Given request: Say how many lines include the word "name". Reply with nothing but the number.

>> start

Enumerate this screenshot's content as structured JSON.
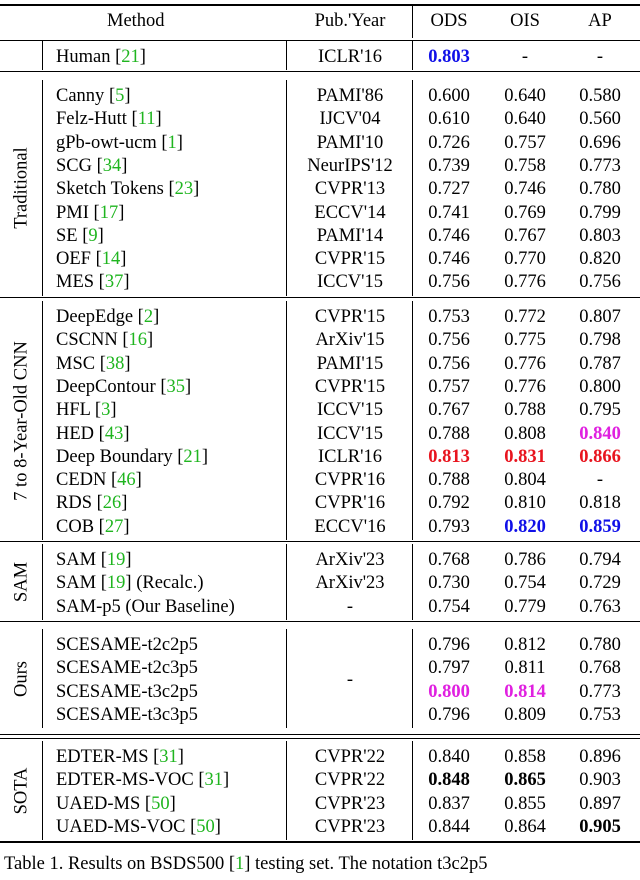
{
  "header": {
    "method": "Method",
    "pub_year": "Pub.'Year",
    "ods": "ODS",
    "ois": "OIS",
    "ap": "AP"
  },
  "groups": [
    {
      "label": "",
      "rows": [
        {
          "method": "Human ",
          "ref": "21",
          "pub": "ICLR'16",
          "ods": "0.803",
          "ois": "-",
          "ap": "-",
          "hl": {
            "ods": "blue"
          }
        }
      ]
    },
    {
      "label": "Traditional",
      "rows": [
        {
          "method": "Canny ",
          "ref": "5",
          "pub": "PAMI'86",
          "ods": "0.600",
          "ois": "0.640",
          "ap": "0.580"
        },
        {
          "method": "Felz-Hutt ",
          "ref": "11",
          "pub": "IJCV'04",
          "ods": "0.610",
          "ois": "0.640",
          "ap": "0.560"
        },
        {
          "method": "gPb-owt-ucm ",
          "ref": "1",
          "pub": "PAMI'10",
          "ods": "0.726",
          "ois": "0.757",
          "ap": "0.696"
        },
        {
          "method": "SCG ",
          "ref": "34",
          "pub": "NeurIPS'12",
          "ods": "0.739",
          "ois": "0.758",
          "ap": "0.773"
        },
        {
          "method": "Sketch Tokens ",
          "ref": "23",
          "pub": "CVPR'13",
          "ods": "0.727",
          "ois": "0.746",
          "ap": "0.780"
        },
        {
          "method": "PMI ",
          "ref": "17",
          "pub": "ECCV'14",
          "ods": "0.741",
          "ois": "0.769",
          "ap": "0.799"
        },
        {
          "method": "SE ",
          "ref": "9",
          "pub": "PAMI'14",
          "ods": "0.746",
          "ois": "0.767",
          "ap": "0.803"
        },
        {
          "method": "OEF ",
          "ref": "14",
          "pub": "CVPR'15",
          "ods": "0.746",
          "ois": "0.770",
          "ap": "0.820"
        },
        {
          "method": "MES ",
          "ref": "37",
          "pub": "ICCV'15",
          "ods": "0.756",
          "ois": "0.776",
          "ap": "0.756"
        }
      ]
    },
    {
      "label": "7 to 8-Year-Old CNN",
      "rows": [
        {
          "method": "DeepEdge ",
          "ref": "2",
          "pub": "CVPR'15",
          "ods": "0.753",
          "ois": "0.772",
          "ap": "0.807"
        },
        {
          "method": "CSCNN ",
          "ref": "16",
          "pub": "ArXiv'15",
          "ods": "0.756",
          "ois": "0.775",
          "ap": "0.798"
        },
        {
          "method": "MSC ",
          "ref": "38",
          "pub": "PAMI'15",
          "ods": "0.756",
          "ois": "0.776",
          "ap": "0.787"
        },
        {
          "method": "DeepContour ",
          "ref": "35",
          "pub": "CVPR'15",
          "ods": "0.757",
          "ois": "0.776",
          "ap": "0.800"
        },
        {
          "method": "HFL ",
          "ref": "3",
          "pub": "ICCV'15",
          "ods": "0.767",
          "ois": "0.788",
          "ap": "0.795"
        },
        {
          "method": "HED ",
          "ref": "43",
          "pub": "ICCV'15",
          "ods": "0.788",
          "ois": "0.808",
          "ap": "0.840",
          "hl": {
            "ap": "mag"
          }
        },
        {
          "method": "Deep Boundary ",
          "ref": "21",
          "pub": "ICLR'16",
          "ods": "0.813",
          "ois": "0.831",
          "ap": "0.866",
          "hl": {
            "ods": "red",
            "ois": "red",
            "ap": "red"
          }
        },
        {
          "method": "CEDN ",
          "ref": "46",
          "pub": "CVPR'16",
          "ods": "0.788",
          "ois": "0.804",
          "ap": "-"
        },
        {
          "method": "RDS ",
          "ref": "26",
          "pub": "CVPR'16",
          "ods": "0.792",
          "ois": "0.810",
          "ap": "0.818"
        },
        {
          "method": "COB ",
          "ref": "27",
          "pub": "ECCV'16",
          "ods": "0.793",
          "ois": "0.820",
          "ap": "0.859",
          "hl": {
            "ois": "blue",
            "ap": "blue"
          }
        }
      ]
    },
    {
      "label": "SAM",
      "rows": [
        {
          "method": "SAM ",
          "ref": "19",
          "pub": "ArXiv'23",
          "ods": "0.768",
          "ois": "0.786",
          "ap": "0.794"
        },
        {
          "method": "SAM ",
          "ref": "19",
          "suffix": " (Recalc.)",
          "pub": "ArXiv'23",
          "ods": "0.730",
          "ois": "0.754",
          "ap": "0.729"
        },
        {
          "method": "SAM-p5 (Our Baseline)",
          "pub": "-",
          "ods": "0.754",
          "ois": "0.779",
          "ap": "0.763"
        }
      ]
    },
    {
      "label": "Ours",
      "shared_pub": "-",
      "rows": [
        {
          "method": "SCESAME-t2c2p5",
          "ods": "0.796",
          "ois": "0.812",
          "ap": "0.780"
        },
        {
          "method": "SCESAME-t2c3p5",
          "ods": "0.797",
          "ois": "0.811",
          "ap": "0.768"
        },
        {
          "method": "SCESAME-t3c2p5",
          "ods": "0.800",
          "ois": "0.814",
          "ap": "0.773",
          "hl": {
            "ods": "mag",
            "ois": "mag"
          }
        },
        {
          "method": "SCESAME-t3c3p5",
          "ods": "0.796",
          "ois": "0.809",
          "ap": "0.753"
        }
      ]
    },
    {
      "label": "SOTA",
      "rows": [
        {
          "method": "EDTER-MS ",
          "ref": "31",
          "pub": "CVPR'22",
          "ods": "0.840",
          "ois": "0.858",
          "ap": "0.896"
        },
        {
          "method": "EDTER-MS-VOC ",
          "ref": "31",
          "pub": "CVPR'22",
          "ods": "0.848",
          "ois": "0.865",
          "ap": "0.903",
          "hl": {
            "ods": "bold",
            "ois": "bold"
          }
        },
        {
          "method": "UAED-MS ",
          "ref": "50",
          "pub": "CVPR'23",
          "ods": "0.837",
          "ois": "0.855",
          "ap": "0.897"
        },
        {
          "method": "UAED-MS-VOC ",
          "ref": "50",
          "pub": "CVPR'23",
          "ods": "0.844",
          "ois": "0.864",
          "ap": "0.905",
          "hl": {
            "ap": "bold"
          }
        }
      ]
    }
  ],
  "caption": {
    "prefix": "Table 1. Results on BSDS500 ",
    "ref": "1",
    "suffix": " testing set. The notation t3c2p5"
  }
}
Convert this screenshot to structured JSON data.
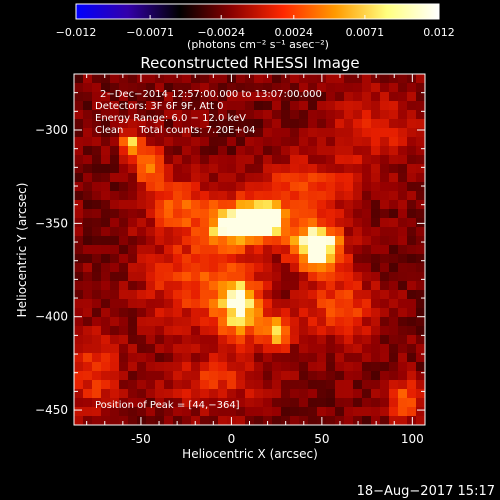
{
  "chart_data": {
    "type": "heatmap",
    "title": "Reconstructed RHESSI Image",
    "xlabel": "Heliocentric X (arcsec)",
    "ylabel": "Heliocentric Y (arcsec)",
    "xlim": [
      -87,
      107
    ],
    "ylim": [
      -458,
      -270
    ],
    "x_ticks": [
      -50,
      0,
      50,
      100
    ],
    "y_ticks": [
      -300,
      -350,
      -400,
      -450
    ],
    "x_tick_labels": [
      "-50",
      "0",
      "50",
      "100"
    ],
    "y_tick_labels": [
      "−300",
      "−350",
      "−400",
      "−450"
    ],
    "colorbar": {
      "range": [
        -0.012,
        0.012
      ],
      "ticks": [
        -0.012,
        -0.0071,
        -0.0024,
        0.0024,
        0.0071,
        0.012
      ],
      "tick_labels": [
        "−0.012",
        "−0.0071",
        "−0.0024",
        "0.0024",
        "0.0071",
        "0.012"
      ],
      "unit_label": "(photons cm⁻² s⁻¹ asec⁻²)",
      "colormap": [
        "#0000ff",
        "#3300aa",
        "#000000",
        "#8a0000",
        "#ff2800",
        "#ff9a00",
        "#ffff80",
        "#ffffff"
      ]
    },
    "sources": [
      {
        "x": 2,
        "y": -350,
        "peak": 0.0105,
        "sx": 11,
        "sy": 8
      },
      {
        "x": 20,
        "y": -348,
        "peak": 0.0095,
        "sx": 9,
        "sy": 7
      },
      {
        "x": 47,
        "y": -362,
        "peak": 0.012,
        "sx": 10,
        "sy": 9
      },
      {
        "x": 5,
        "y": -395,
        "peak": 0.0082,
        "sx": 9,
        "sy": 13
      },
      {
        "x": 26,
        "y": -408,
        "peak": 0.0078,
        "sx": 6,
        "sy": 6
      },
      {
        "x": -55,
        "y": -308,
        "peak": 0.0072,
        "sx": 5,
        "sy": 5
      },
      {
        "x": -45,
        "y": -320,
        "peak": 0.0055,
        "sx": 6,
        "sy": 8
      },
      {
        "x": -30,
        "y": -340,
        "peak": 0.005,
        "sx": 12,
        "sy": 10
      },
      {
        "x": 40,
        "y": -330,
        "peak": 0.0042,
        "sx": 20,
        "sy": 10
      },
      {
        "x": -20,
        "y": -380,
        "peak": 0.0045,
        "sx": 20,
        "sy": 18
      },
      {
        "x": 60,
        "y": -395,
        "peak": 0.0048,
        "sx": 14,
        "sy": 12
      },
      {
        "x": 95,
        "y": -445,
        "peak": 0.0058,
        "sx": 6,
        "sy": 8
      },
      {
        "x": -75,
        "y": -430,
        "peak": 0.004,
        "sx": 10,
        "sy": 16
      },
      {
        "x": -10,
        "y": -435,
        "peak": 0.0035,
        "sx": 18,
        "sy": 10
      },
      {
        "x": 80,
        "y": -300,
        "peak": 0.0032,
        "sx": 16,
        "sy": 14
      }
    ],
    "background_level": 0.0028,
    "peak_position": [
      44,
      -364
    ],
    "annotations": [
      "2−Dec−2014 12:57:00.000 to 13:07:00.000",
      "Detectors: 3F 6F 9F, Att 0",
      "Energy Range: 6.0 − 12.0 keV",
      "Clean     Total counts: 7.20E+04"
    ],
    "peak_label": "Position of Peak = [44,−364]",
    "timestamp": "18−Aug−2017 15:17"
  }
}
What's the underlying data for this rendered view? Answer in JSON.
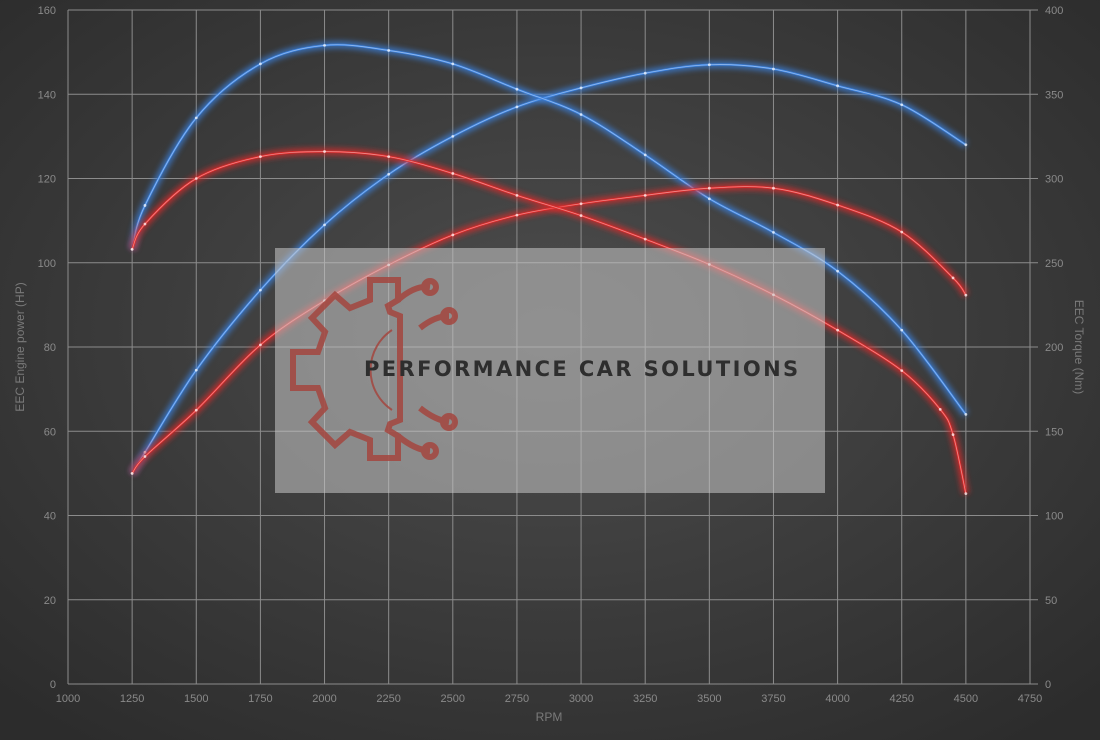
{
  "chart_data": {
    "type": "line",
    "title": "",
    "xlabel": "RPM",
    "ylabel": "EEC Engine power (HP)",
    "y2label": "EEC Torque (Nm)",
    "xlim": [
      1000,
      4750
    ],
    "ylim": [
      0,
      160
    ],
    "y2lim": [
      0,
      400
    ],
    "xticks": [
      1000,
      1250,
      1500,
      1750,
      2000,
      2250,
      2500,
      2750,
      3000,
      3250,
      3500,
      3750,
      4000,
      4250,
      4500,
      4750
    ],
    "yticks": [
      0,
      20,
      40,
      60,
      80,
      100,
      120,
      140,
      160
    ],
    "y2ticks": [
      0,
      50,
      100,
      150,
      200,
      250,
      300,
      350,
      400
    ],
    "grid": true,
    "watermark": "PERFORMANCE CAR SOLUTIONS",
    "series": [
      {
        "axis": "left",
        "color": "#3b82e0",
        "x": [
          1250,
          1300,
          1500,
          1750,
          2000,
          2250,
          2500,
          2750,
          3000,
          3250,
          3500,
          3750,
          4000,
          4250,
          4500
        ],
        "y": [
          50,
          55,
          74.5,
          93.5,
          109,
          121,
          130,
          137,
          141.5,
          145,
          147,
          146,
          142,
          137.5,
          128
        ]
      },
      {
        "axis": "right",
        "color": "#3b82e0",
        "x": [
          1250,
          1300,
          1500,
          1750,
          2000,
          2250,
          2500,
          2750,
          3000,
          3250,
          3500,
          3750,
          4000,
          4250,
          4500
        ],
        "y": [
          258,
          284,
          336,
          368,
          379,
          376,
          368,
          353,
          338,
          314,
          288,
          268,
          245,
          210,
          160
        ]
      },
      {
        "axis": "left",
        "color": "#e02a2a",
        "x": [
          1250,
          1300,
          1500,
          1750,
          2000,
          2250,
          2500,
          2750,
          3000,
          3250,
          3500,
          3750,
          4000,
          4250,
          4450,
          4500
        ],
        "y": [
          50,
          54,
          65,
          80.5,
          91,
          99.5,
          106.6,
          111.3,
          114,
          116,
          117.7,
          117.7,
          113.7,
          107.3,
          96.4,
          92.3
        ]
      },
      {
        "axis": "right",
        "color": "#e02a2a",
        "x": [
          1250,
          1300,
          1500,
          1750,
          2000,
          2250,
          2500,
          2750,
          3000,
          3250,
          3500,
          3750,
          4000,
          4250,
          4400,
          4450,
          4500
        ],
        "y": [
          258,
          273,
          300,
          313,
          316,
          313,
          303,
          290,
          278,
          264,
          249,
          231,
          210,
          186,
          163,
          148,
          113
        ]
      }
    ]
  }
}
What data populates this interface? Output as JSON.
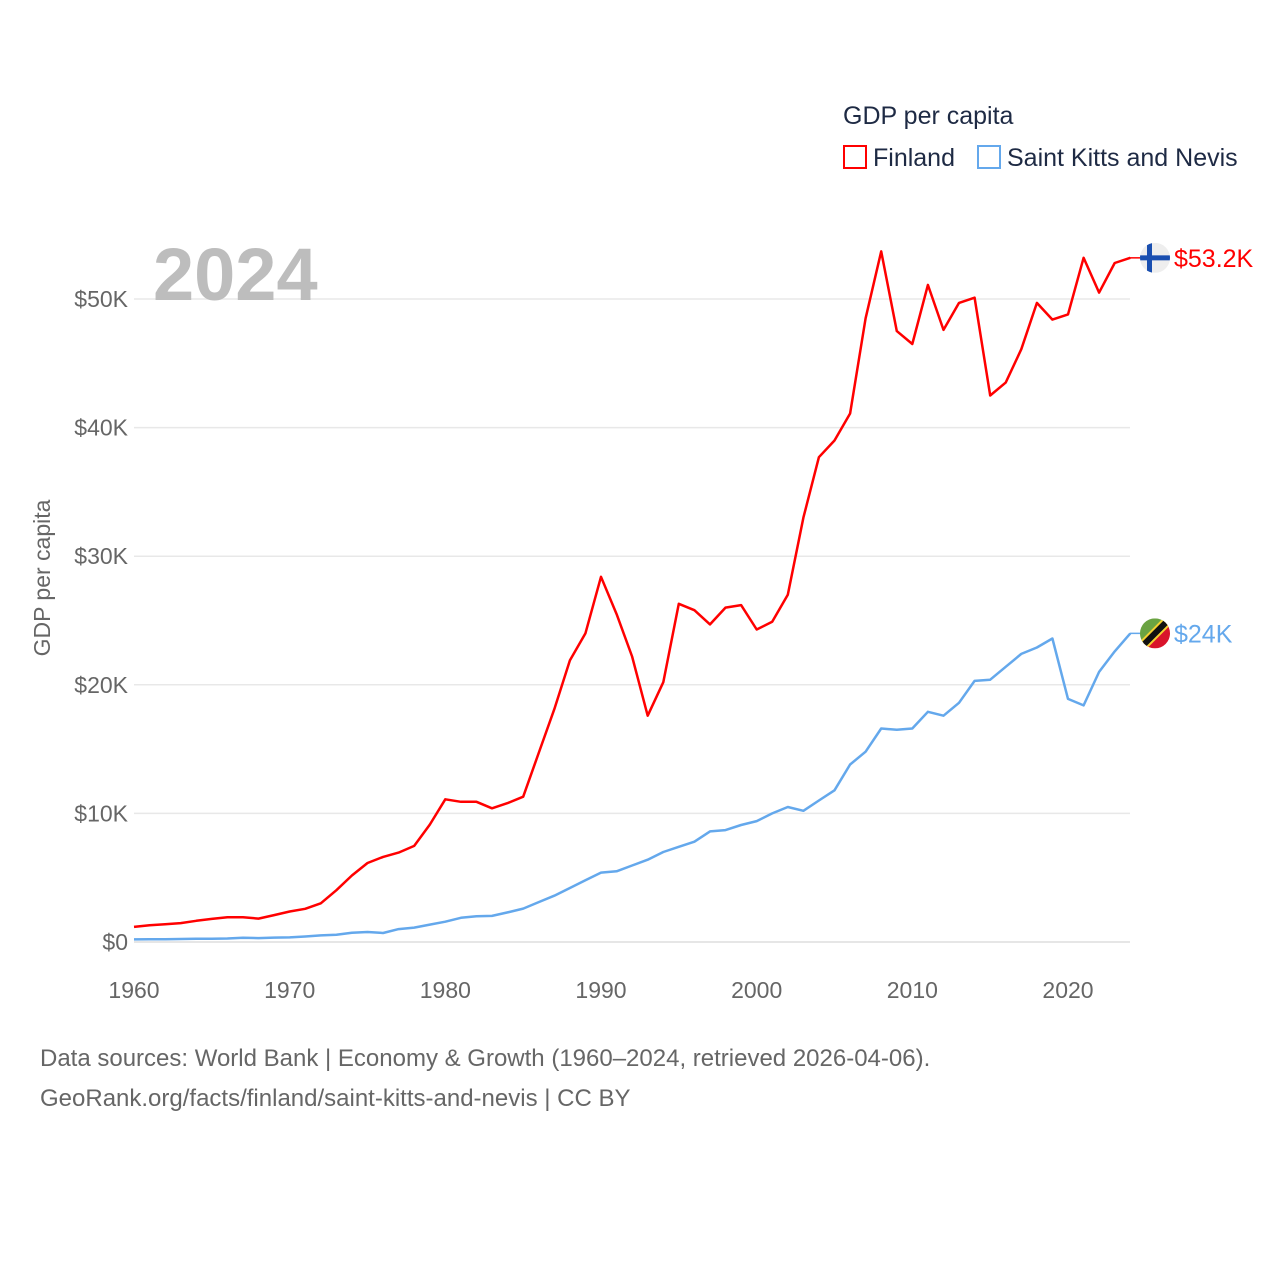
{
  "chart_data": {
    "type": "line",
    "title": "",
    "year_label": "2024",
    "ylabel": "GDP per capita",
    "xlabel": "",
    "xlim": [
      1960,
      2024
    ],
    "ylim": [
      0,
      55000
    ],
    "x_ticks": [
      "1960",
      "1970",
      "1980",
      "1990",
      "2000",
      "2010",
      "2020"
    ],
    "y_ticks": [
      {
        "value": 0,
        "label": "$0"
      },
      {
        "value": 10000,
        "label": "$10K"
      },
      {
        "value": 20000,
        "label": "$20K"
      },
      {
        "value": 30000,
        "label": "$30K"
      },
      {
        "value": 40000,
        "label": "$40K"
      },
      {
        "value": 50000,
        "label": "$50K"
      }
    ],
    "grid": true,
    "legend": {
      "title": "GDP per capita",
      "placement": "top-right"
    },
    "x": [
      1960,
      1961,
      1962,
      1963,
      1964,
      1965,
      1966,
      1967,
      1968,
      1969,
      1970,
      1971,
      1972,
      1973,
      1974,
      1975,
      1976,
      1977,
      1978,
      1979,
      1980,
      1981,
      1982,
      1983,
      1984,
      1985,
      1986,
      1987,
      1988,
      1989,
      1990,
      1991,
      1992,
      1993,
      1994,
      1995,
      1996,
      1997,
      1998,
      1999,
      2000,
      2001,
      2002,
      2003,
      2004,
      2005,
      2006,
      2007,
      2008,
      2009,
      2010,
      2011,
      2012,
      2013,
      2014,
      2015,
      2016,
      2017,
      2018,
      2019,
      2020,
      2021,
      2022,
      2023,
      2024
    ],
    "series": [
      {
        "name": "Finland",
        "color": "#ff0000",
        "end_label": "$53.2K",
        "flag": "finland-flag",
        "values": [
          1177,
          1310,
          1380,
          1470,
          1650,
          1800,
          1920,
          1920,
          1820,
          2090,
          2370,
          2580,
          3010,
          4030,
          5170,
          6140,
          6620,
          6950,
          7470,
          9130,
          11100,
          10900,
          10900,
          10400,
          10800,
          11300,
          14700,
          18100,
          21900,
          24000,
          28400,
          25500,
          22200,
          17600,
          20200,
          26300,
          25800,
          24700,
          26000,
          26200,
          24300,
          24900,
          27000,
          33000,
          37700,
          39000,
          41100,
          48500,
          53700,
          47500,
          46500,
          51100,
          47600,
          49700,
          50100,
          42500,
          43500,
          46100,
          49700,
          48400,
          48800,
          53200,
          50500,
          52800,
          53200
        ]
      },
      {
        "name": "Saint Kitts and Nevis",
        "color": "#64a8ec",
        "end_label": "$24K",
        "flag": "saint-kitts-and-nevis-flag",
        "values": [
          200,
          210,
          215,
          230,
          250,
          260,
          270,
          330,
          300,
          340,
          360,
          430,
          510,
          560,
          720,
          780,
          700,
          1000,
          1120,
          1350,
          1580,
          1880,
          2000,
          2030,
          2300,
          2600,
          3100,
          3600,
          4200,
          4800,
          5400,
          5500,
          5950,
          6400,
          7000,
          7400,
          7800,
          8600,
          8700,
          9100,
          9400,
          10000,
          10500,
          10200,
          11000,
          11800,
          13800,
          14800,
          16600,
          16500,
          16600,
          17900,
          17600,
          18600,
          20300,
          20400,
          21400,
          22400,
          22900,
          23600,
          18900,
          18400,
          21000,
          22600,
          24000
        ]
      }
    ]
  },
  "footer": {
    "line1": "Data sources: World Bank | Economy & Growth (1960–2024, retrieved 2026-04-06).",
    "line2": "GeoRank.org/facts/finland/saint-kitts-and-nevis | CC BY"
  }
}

>> end

Full answer: 2